◆ **What to do**: Give only the number of lines that include the string "Virginia".

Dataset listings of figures
—————
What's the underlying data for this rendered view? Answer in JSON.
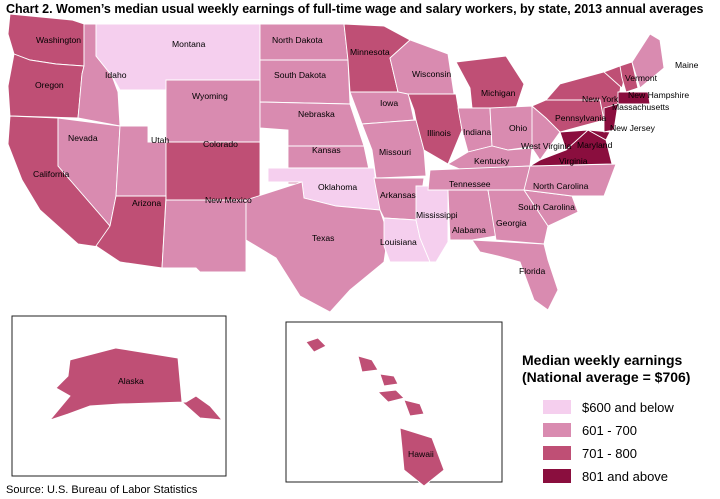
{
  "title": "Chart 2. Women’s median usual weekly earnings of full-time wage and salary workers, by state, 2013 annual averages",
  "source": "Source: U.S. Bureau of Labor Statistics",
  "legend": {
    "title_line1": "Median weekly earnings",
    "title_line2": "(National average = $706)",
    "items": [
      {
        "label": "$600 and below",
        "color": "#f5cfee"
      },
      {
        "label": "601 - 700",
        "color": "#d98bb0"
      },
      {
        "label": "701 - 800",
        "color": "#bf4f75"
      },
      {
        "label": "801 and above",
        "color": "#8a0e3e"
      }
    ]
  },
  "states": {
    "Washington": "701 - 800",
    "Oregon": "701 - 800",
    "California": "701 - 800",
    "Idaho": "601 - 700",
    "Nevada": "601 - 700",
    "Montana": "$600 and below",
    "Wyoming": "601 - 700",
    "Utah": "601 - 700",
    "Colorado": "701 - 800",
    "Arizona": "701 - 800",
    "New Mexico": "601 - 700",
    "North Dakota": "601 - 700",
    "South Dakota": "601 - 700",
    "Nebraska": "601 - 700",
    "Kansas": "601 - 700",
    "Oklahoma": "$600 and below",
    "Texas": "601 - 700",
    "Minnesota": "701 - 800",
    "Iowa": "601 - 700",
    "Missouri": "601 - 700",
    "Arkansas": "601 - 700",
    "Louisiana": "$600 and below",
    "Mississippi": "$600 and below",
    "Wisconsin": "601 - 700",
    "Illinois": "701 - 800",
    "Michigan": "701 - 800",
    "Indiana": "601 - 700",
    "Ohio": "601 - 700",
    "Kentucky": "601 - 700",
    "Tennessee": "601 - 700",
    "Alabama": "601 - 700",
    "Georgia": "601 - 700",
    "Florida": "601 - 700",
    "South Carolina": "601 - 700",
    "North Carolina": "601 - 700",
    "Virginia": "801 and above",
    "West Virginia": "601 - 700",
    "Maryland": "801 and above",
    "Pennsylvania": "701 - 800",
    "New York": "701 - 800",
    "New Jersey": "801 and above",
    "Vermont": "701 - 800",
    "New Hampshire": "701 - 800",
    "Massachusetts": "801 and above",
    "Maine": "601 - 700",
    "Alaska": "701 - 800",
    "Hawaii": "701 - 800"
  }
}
—————
◆ **Written solution**: 2